WORK INSTRUCTIONS:
Check every line below for the word "Мероприятия" and give only the number of lines where it appears.

GIVEN ENTRIES:
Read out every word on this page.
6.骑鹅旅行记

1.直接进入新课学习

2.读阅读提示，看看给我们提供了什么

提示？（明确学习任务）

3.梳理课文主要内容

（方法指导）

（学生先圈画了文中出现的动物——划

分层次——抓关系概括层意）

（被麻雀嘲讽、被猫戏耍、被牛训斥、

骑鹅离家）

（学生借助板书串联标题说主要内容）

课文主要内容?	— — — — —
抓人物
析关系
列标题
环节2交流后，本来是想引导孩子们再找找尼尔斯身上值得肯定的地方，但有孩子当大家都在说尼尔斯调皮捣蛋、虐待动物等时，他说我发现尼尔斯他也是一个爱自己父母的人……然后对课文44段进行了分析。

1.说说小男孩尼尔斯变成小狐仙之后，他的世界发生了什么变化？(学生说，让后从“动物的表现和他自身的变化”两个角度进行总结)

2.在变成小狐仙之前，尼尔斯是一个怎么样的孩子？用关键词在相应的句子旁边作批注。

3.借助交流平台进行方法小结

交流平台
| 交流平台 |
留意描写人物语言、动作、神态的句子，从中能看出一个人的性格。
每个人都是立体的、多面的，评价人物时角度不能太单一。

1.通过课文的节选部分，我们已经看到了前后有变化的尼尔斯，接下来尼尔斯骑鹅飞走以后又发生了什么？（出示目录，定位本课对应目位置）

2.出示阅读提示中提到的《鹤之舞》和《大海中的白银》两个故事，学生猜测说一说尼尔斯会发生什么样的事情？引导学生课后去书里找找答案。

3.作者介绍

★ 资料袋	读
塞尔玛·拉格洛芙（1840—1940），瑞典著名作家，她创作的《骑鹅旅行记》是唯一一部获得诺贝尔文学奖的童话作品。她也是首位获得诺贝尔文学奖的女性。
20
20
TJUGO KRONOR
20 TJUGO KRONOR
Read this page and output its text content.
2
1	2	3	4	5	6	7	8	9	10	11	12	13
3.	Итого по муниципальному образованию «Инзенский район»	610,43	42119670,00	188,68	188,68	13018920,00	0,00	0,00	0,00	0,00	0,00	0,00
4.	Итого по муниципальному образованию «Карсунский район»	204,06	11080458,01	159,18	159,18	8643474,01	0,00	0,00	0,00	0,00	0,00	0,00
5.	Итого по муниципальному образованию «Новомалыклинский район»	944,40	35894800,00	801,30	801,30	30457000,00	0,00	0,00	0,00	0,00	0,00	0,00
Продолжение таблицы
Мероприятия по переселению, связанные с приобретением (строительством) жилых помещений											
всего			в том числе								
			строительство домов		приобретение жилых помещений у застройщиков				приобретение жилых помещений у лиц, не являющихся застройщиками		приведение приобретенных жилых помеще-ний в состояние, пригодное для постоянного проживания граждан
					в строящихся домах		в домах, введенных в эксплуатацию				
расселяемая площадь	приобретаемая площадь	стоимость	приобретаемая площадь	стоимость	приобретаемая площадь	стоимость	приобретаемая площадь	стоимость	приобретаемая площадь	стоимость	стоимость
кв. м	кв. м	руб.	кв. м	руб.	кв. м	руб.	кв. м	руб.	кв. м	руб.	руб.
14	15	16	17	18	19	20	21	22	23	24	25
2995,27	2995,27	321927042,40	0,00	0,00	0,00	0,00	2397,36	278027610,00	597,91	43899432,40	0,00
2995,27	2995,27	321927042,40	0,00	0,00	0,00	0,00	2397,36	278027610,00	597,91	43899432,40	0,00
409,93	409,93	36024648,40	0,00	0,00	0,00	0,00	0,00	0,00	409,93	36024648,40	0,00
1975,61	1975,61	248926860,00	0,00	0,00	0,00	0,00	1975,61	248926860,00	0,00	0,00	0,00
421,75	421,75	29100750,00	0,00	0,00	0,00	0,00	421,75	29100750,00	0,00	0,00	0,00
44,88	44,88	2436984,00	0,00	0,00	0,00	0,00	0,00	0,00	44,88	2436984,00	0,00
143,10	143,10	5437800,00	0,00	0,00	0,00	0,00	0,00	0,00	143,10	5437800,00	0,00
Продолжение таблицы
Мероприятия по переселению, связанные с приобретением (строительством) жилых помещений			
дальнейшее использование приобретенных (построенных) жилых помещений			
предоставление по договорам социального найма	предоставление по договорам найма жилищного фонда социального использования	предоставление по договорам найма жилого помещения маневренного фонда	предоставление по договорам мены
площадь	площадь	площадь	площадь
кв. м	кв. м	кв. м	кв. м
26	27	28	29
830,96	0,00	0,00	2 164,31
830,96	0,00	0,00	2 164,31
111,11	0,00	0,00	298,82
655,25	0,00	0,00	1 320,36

CORRECT RESPONSE:
2